▶ [Records supplied]
================

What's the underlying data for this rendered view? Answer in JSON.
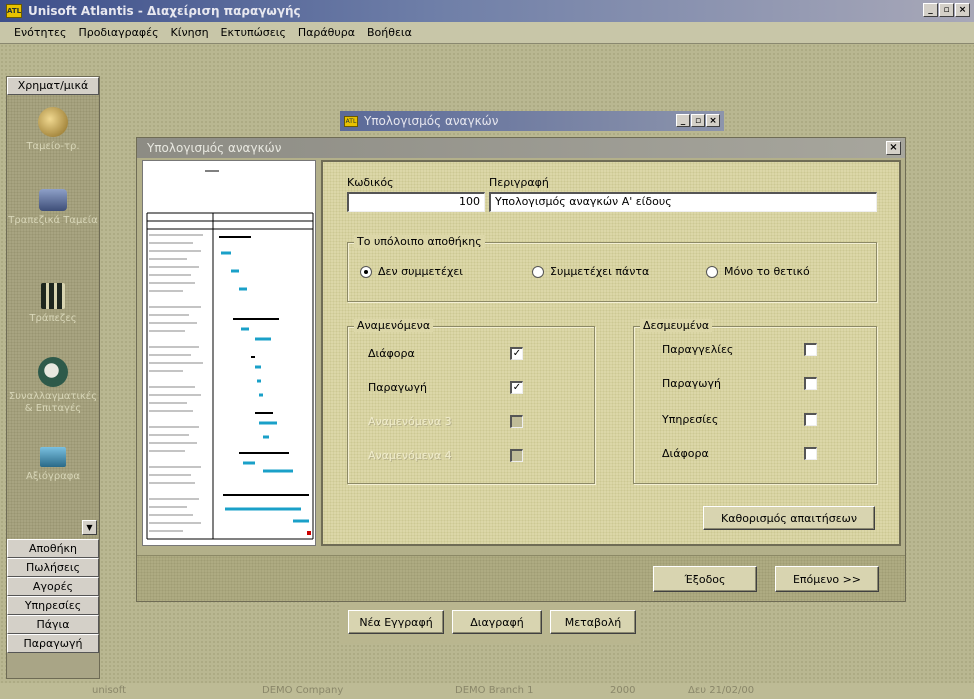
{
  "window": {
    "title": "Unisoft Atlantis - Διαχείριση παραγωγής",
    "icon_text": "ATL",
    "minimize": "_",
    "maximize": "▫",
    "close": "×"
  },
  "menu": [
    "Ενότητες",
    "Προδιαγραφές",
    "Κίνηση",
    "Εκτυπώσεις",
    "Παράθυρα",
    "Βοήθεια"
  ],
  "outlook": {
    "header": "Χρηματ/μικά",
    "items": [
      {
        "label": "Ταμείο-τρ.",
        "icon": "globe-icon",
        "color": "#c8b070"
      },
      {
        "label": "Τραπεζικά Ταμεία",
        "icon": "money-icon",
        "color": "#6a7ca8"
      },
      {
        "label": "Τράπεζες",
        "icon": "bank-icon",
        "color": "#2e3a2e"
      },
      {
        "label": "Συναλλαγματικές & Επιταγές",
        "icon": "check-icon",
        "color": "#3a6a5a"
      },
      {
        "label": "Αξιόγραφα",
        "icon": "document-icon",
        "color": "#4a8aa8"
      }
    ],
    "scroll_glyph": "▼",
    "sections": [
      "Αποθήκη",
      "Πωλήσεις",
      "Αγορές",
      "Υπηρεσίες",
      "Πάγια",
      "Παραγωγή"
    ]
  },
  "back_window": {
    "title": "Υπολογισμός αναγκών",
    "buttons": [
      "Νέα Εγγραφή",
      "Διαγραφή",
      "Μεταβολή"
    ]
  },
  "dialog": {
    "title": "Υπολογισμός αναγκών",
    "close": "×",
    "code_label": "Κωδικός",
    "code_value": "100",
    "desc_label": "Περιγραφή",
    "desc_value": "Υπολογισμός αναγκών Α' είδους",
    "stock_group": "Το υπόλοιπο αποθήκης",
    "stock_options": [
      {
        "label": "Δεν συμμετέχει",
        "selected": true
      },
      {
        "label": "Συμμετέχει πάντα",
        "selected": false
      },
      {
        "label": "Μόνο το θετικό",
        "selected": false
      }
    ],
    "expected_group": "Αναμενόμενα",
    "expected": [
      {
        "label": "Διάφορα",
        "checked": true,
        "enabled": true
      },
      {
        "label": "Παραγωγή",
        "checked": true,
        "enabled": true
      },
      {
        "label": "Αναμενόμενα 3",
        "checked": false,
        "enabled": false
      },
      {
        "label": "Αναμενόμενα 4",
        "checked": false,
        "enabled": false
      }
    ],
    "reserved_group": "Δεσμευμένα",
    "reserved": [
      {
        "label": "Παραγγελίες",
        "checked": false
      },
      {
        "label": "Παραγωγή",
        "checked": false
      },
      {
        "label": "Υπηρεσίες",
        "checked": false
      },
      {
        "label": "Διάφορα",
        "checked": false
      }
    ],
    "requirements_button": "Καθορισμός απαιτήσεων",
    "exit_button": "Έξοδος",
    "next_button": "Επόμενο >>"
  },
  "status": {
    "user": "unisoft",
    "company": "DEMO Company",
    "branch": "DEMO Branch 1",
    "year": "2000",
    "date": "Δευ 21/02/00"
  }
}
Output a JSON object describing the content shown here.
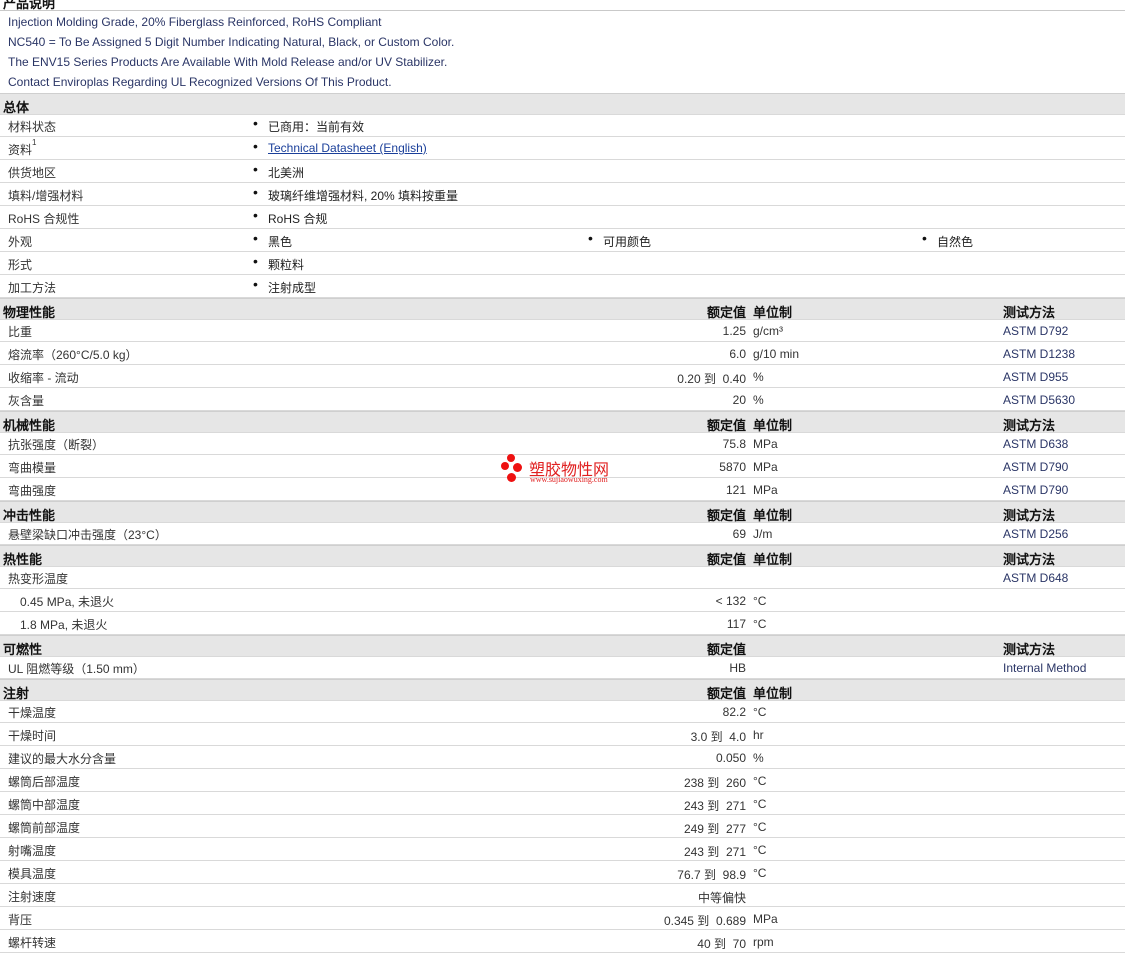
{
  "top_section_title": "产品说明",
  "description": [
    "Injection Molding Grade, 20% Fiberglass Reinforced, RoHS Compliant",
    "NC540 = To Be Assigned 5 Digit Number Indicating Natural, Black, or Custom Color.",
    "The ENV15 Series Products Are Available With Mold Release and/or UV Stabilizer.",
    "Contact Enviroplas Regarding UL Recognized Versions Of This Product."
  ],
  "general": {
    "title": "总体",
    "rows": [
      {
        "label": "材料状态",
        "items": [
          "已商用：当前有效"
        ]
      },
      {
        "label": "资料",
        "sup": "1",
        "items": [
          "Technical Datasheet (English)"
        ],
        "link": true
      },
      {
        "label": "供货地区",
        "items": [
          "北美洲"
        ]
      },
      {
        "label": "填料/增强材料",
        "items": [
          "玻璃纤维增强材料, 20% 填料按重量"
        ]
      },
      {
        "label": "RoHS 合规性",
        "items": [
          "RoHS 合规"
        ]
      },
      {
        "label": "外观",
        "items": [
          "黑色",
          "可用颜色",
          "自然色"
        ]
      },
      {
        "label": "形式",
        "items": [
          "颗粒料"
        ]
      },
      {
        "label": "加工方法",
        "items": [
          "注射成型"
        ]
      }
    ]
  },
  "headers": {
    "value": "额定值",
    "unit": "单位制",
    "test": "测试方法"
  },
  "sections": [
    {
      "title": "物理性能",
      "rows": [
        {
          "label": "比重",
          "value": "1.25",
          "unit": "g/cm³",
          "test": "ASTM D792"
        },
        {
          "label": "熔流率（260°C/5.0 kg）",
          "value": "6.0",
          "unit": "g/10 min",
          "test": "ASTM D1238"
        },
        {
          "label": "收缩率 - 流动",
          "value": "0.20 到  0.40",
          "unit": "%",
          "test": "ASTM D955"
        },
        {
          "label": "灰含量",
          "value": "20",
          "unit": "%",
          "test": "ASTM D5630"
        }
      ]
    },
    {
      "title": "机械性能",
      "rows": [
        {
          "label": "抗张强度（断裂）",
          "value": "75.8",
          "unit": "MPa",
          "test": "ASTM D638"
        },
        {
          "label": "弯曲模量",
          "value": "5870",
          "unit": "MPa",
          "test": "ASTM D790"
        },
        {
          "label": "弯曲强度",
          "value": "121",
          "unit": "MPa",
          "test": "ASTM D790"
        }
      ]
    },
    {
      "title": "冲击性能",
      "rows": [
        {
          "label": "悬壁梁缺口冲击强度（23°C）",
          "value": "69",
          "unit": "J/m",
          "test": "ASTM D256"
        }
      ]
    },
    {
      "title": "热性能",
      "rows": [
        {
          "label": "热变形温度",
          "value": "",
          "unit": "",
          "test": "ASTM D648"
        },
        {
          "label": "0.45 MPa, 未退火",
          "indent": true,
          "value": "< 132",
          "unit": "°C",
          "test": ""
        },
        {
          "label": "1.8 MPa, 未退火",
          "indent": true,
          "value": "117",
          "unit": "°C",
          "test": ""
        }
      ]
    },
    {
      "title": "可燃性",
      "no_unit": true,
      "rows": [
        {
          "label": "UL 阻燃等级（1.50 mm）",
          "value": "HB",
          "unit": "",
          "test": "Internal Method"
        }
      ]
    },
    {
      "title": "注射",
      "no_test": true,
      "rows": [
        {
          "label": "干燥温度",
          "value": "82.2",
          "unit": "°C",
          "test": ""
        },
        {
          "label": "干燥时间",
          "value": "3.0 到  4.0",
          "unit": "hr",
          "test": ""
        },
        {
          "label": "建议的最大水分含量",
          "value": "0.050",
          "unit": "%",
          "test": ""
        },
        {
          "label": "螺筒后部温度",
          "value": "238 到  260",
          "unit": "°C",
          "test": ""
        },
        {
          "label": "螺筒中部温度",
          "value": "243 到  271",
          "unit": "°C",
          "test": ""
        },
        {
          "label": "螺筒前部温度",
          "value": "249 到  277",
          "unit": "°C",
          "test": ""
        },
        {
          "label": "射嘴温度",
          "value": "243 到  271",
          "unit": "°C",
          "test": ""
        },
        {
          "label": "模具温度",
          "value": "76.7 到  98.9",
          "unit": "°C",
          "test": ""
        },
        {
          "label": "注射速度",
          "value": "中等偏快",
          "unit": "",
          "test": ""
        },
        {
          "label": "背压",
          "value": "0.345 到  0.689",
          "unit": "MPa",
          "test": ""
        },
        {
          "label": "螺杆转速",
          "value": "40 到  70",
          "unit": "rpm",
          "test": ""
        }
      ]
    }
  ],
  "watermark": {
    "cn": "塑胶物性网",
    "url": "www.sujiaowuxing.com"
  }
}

================

▶ [Exercise requirements] Transcribe the whole listing, character for character, but not its images.

▶ [The output]
What's the underlying data for this rendered view? Answer in JSON.
{
  "window": {
    "title": "Unisoft Atlantis - Διαχείριση παραγωγής",
    "icon_text": "ATL",
    "minimize": "_",
    "maximize": "▫",
    "close": "×"
  },
  "menu": [
    "Ενότητες",
    "Προδιαγραφές",
    "Κίνηση",
    "Εκτυπώσεις",
    "Παράθυρα",
    "Βοήθεια"
  ],
  "outlook": {
    "header": "Χρηματ/μικά",
    "items": [
      {
        "label": "Ταμείο-τρ.",
        "icon": "globe-icon",
        "color": "#c8b070"
      },
      {
        "label": "Τραπεζικά Ταμεία",
        "icon": "money-icon",
        "color": "#6a7ca8"
      },
      {
        "label": "Τράπεζες",
        "icon": "bank-icon",
        "color": "#2e3a2e"
      },
      {
        "label": "Συναλλαγματικές & Επιταγές",
        "icon": "check-icon",
        "color": "#3a6a5a"
      },
      {
        "label": "Αξιόγραφα",
        "icon": "document-icon",
        "color": "#4a8aa8"
      }
    ],
    "scroll_glyph": "▼",
    "sections": [
      "Αποθήκη",
      "Πωλήσεις",
      "Αγορές",
      "Υπηρεσίες",
      "Πάγια",
      "Παραγωγή"
    ]
  },
  "back_window": {
    "title": "Υπολογισμός αναγκών",
    "buttons": [
      "Νέα Εγγραφή",
      "Διαγραφή",
      "Μεταβολή"
    ]
  },
  "dialog": {
    "title": "Υπολογισμός αναγκών",
    "close": "×",
    "code_label": "Κωδικός",
    "code_value": "100",
    "desc_label": "Περιγραφή",
    "desc_value": "Υπολογισμός αναγκών Α' είδους",
    "stock_group": "Το υπόλοιπο αποθήκης",
    "stock_options": [
      {
        "label": "Δεν συμμετέχει",
        "selected": true
      },
      {
        "label": "Συμμετέχει πάντα",
        "selected": false
      },
      {
        "label": "Μόνο το θετικό",
        "selected": false
      }
    ],
    "expected_group": "Αναμενόμενα",
    "expected": [
      {
        "label": "Διάφορα",
        "checked": true,
        "enabled": true
      },
      {
        "label": "Παραγωγή",
        "checked": true,
        "enabled": true
      },
      {
        "label": "Αναμενόμενα 3",
        "checked": false,
        "enabled": false
      },
      {
        "label": "Αναμενόμενα 4",
        "checked": false,
        "enabled": false
      }
    ],
    "reserved_group": "Δεσμευμένα",
    "reserved": [
      {
        "label": "Παραγγελίες",
        "checked": false
      },
      {
        "label": "Παραγωγή",
        "checked": false
      },
      {
        "label": "Υπηρεσίες",
        "checked": false
      },
      {
        "label": "Διάφορα",
        "checked": false
      }
    ],
    "requirements_button": "Καθορισμός απαιτήσεων",
    "exit_button": "Έξοδος",
    "next_button": "Επόμενο >>"
  },
  "status": {
    "user": "unisoft",
    "company": "DEMO Company",
    "branch": "DEMO Branch 1",
    "year": "2000",
    "date": "Δευ 21/02/00"
  }
}
Output a JSON object describing the content shown here.
{
  "top_section_title": "产品说明",
  "description": [
    "Injection Molding Grade, 20% Fiberglass Reinforced, RoHS Compliant",
    "NC540 = To Be Assigned 5 Digit Number Indicating Natural, Black, or Custom Color.",
    "The ENV15 Series Products Are Available With Mold Release and/or UV Stabilizer.",
    "Contact Enviroplas Regarding UL Recognized Versions Of This Product."
  ],
  "general": {
    "title": "总体",
    "rows": [
      {
        "label": "材料状态",
        "items": [
          "已商用：当前有效"
        ]
      },
      {
        "label": "资料",
        "sup": "1",
        "items": [
          "Technical Datasheet (English)"
        ],
        "link": true
      },
      {
        "label": "供货地区",
        "items": [
          "北美洲"
        ]
      },
      {
        "label": "填料/增强材料",
        "items": [
          "玻璃纤维增强材料, 20% 填料按重量"
        ]
      },
      {
        "label": "RoHS 合规性",
        "items": [
          "RoHS 合规"
        ]
      },
      {
        "label": "外观",
        "items": [
          "黑色",
          "可用颜色",
          "自然色"
        ]
      },
      {
        "label": "形式",
        "items": [
          "颗粒料"
        ]
      },
      {
        "label": "加工方法",
        "items": [
          "注射成型"
        ]
      }
    ]
  },
  "headers": {
    "value": "额定值",
    "unit": "单位制",
    "test": "测试方法"
  },
  "sections": [
    {
      "title": "物理性能",
      "rows": [
        {
          "label": "比重",
          "value": "1.25",
          "unit": "g/cm³",
          "test": "ASTM D792"
        },
        {
          "label": "熔流率（260°C/5.0 kg）",
          "value": "6.0",
          "unit": "g/10 min",
          "test": "ASTM D1238"
        },
        {
          "label": "收缩率 - 流动",
          "value": "0.20 到  0.40",
          "unit": "%",
          "test": "ASTM D955"
        },
        {
          "label": "灰含量",
          "value": "20",
          "unit": "%",
          "test": "ASTM D5630"
        }
      ]
    },
    {
      "title": "机械性能",
      "rows": [
        {
          "label": "抗张强度（断裂）",
          "value": "75.8",
          "unit": "MPa",
          "test": "ASTM D638"
        },
        {
          "label": "弯曲模量",
          "value": "5870",
          "unit": "MPa",
          "test": "ASTM D790"
        },
        {
          "label": "弯曲强度",
          "value": "121",
          "unit": "MPa",
          "test": "ASTM D790"
        }
      ]
    },
    {
      "title": "冲击性能",
      "rows": [
        {
          "label": "悬壁梁缺口冲击强度（23°C）",
          "value": "69",
          "unit": "J/m",
          "test": "ASTM D256"
        }
      ]
    },
    {
      "title": "热性能",
      "rows": [
        {
          "label": "热变形温度",
          "value": "",
          "unit": "",
          "test": "ASTM D648"
        },
        {
          "label": "0.45 MPa, 未退火",
          "indent": true,
          "value": "< 132",
          "unit": "°C",
          "test": ""
        },
        {
          "label": "1.8 MPa, 未退火",
          "indent": true,
          "value": "117",
          "unit": "°C",
          "test": ""
        }
      ]
    },
    {
      "title": "可燃性",
      "no_unit": true,
      "rows": [
        {
          "label": "UL 阻燃等级（1.50 mm）",
          "value": "HB",
          "unit": "",
          "test": "Internal Method"
        }
      ]
    },
    {
      "title": "注射",
      "no_test": true,
      "rows": [
        {
          "label": "干燥温度",
          "value": "82.2",
          "unit": "°C",
          "test": ""
        },
        {
          "label": "干燥时间",
          "value": "3.0 到  4.0",
          "unit": "hr",
          "test": ""
        },
        {
          "label": "建议的最大水分含量",
          "value": "0.050",
          "unit": "%",
          "test": ""
        },
        {
          "label": "螺筒后部温度",
          "value": "238 到  260",
          "unit": "°C",
          "test": ""
        },
        {
          "label": "螺筒中部温度",
          "value": "243 到  271",
          "unit": "°C",
          "test": ""
        },
        {
          "label": "螺筒前部温度",
          "value": "249 到  277",
          "unit": "°C",
          "test": ""
        },
        {
          "label": "射嘴温度",
          "value": "243 到  271",
          "unit": "°C",
          "test": ""
        },
        {
          "label": "模具温度",
          "value": "76.7 到  98.9",
          "unit": "°C",
          "test": ""
        },
        {
          "label": "注射速度",
          "value": "中等偏快",
          "unit": "",
          "test": ""
        },
        {
          "label": "背压",
          "value": "0.345 到  0.689",
          "unit": "MPa",
          "test": ""
        },
        {
          "label": "螺杆转速",
          "value": "40 到  70",
          "unit": "rpm",
          "test": ""
        }
      ]
    }
  ],
  "watermark": {
    "cn": "塑胶物性网",
    "url": "www.sujiaowuxing.com"
  }
}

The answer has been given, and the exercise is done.